Objective =
Convert the part of the lines that opens with the line containing "menu-tools[interactable]: Công cụ" and closes with the line containing "object-cache-link[interactable]: Object Cache" into a Markdown table with the columns Row and Line, leaving out any blank lines. Include only that part, both end lines included.
***
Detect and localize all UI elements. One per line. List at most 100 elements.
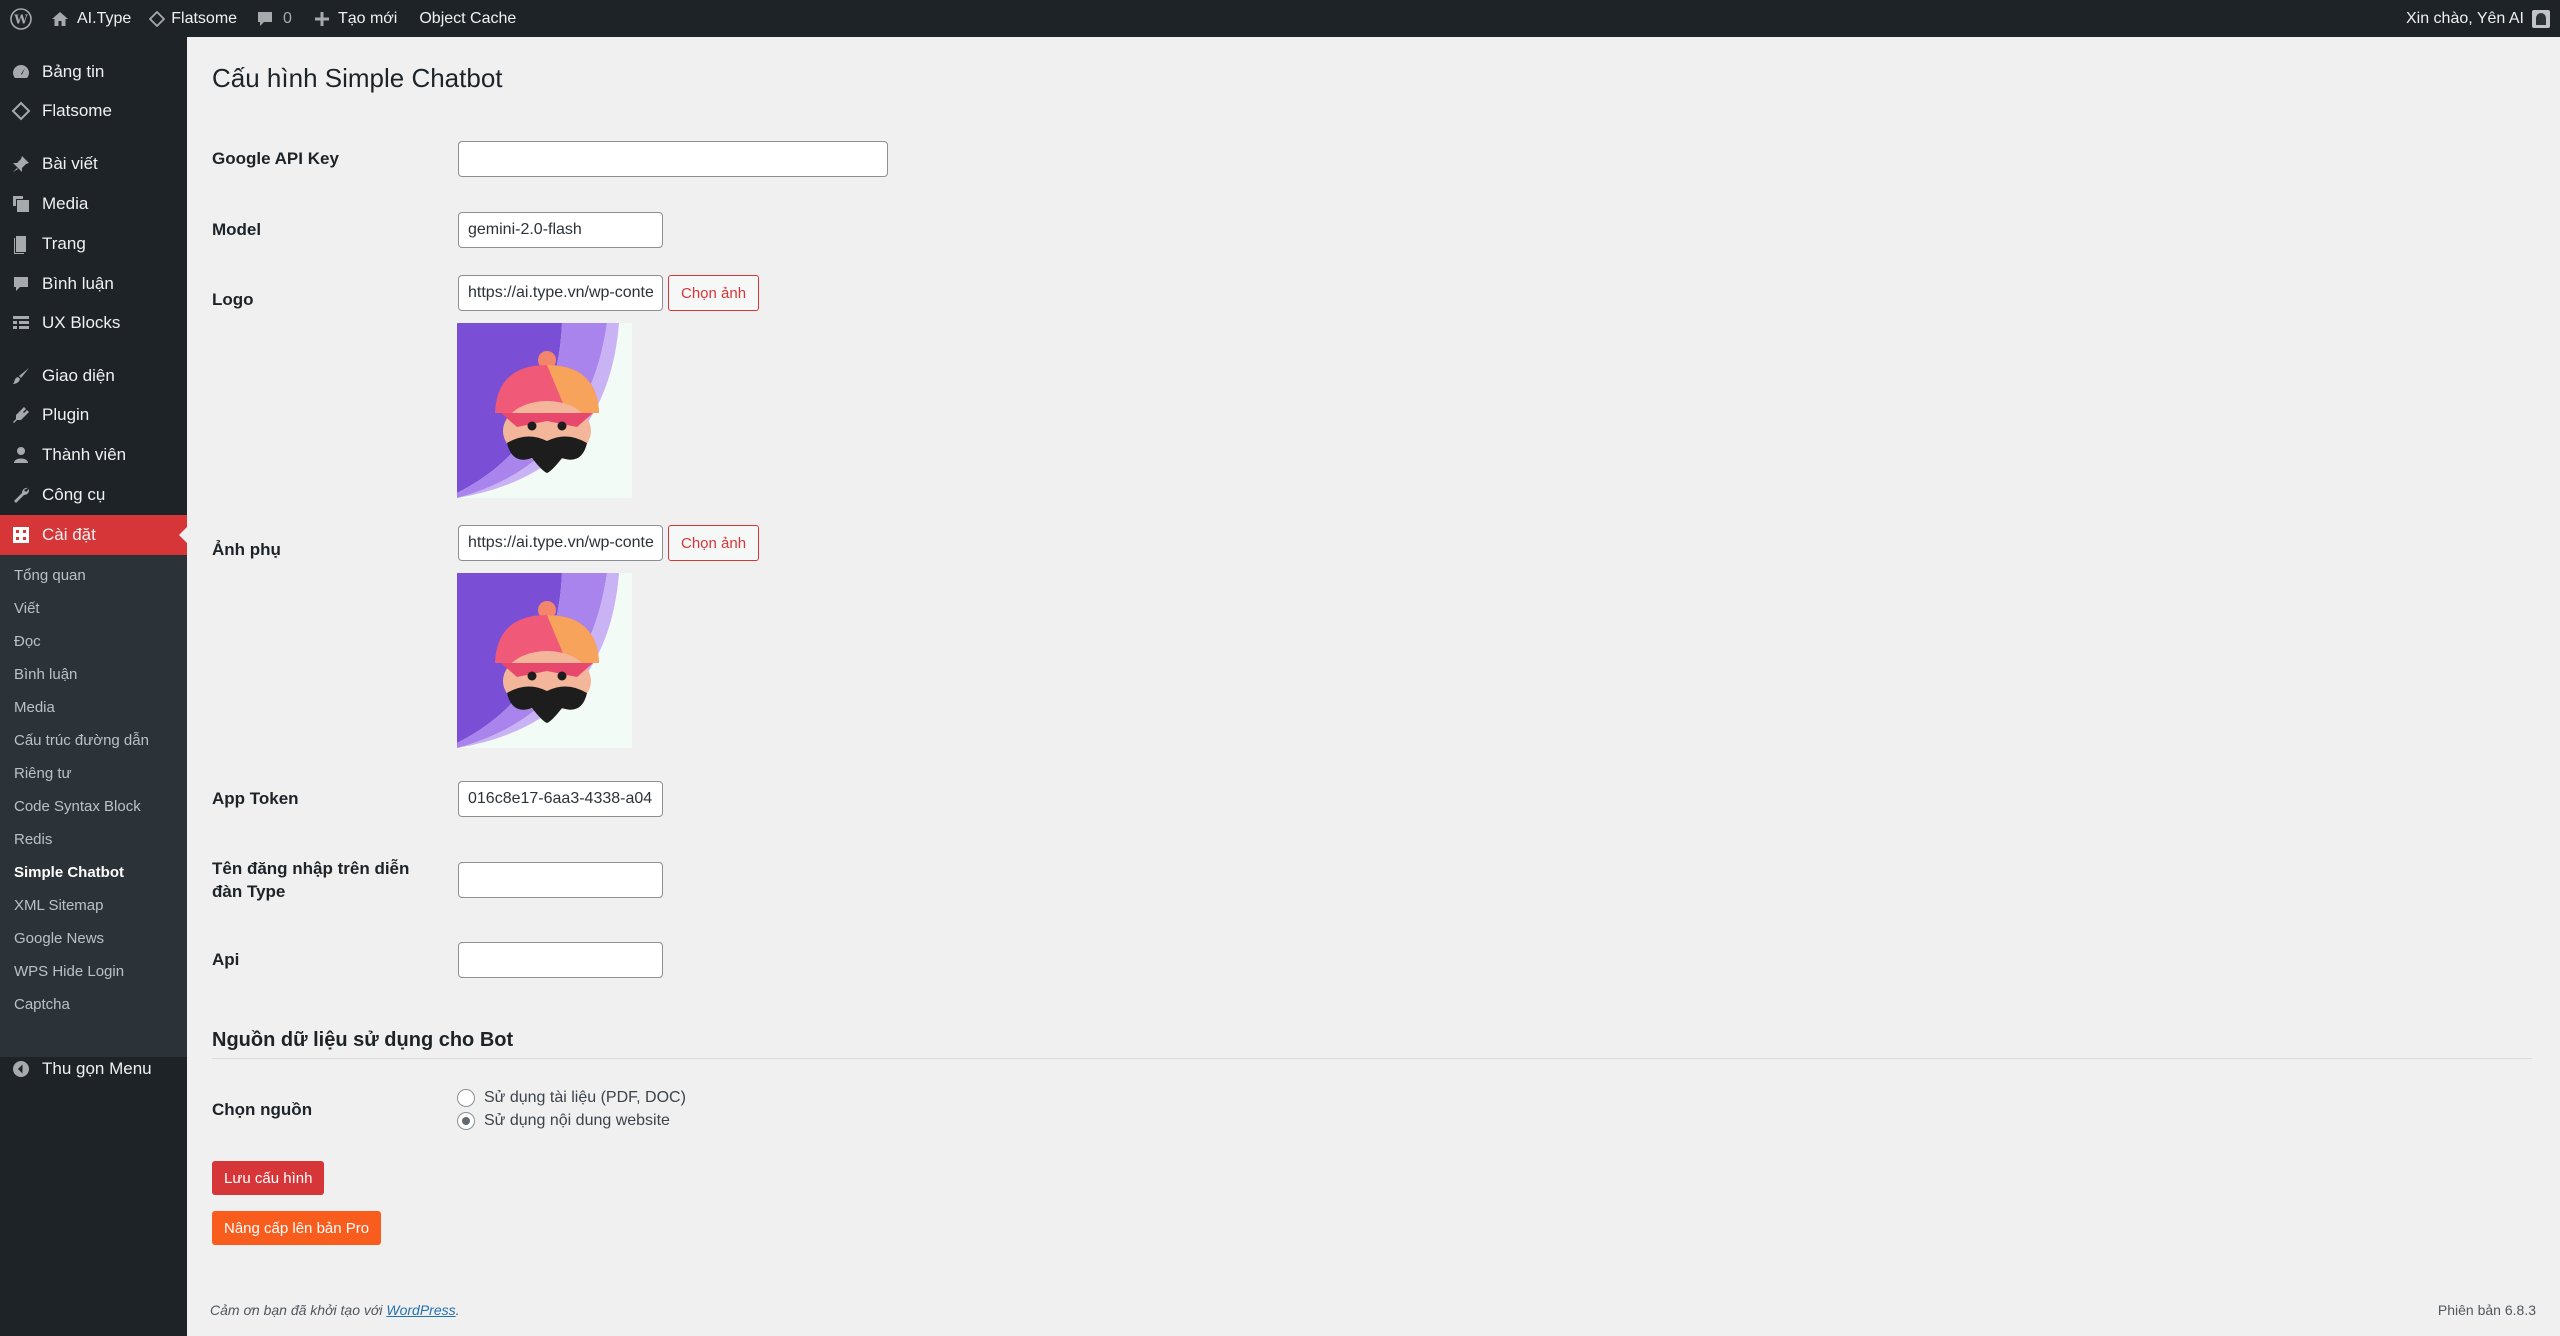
menu-tools[interactable]: Công cụ [0,475,187,515]
menu-label: Bình luận [42,274,114,293]
model-input[interactable] [458,212,663,248]
source-option-documents[interactable]: Sử dụng tài liệu (PDF, DOC) [457,1089,686,1107]
logo-label: Logo [212,290,254,309]
footer-thanks-suffix: . [455,1302,460,1318]
brush-icon [13,368,29,384]
option-label: Sử dụng tài liệu (PDF, DOC) [484,1089,686,1106]
wrench-icon [14,487,30,503]
submenu-reading[interactable]: Đọc [14,632,41,652]
logo-choose-image-button[interactable]: Chọn ảnh [668,275,760,311]
object-cache-link[interactable]: Object Cache [419,0,516,37]
submenu-google-news[interactable]: Google News [14,929,104,949]
source-option-website[interactable]: Sử dụng nội dung website [457,1112,670,1130]
submenu-wps-hide-login[interactable]: WPS Hide Login [14,962,124,982]
submenu-code-syntax-block[interactable]: Code Syntax Block [14,797,141,817]
main-content: Cấu hình Simple Chatbot Google API Key M… [212,37,2542,1297]
settings-submenu: Tổng quan Viết Đọc Bình luận Media Cấu t… [0,555,187,1057]
menu-pages[interactable]: Trang [0,224,187,264]
menu-appearance[interactable]: Giao diện [0,356,187,396]
footer-thanks-text: Cảm ơn bạn đã khởi tạo với [210,1302,387,1318]
app-token-label: App Token [212,789,299,808]
save-settings-button[interactable]: Lưu cấu hình [212,1161,325,1195]
svg-text:W: W [13,12,28,26]
plus-icon [314,11,329,26]
theme-name: Flatsome [171,9,238,27]
upgrade-pro-button[interactable]: Nâng cấp lên bản Pro [212,1211,382,1245]
collapse-arrow-icon [13,1061,29,1077]
submenu-discussion[interactable]: Bình luận [14,665,77,685]
page-title: Cấu hình Simple Chatbot [212,63,503,93]
menu-label: UX Blocks [42,313,121,332]
comment-icon [258,11,273,26]
wordpress-logo-icon[interactable]: W [2,0,39,37]
model-label: Model [212,220,262,239]
site-name-link[interactable]: AI.Type [51,0,131,37]
menu-label: Flatsome [42,101,112,120]
api-label: Api [212,950,240,969]
admin-bar: W AI.Type Flatsome 0 Tạo mới Object Cach… [0,0,2560,37]
theme-link[interactable]: Flatsome [149,0,237,37]
submenu-media[interactable]: Media [14,698,55,718]
submenu-captcha[interactable]: Captcha [14,995,70,1015]
menu-label: Công cụ [42,485,106,504]
menu-label: Media [42,194,89,213]
wordpress-link[interactable]: WordPress [386,1302,455,1318]
submenu-general[interactable]: Tổng quan [14,566,86,586]
page-icon [14,236,26,254]
home-icon [52,11,68,26]
pin-icon [13,156,29,172]
grid-icon [13,316,29,329]
menu-users[interactable]: Thành viên [0,435,187,475]
menu-posts[interactable]: Bài viết [0,144,187,184]
menu-dashboard[interactable]: Bảng tin [0,52,187,92]
diamond-icon [149,10,166,27]
footer-thanks: Cảm ơn bạn đã khởi tạo với WordPress. [210,1302,460,1318]
diamond-icon [11,101,31,121]
cache-label: Object Cache [419,9,517,27]
menu-label: Trang [42,234,86,253]
collapse-menu-button[interactable]: Thu gọn Menu [0,1049,187,1089]
menu-label: Plugin [42,405,90,424]
sub-image-url-input[interactable] [458,525,663,561]
submenu-simple-chatbot[interactable]: Simple Chatbot [14,863,124,883]
avatar [2532,9,2550,28]
comments-link[interactable]: 0 [257,0,292,37]
menu-ux-blocks[interactable]: UX Blocks [0,303,187,343]
new-label: Tạo mới [337,9,398,27]
logo-preview-image [457,323,632,498]
api-input[interactable] [458,942,663,978]
site-name: AI.Type [77,9,132,27]
menu-label: Bài viết [42,154,98,173]
menu-media[interactable]: Media [0,184,187,224]
greeting: Xin chào, Yên AI [2405,9,2524,27]
app-token-input[interactable] [458,781,663,817]
menu-plugins[interactable]: Plugin [0,395,187,435]
media-icon [13,196,29,212]
api-key-label: Google API Key [212,149,339,168]
submenu-permalinks[interactable]: Cấu trúc đường dẫn [14,731,149,751]
dashboard-icon [13,65,29,78]
submenu-privacy[interactable]: Riêng tư [14,764,72,784]
menu-flatsome[interactable]: Flatsome [0,91,187,131]
menu-label: Giao diện [42,366,115,385]
sub-image-choose-image-button[interactable]: Chọn ảnh [668,525,760,561]
api-key-input[interactable] [458,141,888,177]
admin-sidebar: Bảng tin Flatsome Bài viết Media Trang B… [0,37,187,1336]
radio-documents[interactable] [457,1089,475,1107]
submenu-writing[interactable]: Viết [14,599,40,619]
menu-label: Bảng tin [42,62,105,81]
my-account-link[interactable]: Xin chào, Yên AI [2406,0,2560,37]
footer-version: Phiên bản 6.8.3 [2437,1302,2536,1318]
user-icon [14,447,28,463]
new-content-link[interactable]: Tạo mới [314,0,397,37]
menu-comments[interactable]: Bình luận [0,264,187,304]
forum-username-input[interactable] [458,862,663,898]
comment-icon [14,277,28,291]
menu-label: Cài đặt [42,525,96,544]
radio-website[interactable] [457,1112,475,1130]
menu-settings[interactable]: Cài đặt [0,515,187,555]
plugin-icon [13,407,29,423]
submenu-redis[interactable]: Redis [14,830,52,850]
submenu-xml-sitemap[interactable]: XML Sitemap [14,896,103,916]
logo-url-input[interactable] [458,275,663,311]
***
Output for this task =
| Row | Line |
|---|---|
| 1 | menu-tools[interactable]: Công cụ [0,475,187,515] |
| 2 | menu-label: Bình luận [42,274,114,293] |
| 3 | model-input[interactable] [458,212,663,248] |
| 4 | source-option-documents[interactable]: Sử dụng tài liệu (PDF, DOC) [457,1089,686,1107] |
| 5 | logo-label: Logo [212,290,254,309] |
| 6 | footer-thanks-suffix: . [455,1302,460,1318] |
| 7 | brush-icon [13,368,29,384] |
| 8 | option-label: Sử dụng tài liệu (PDF, DOC) [484,1089,686,1106] |
| 9 | wrench-icon [14,487,30,503] |
| 10 | submenu-reading[interactable]: Đọc [14,632,41,652] |
| 11 | logo-choose-image-button[interactable]: Chọn ảnh [668,275,760,311] |
| 12 | object-cache-link[interactable]: Object Cache [419,0,516,37] |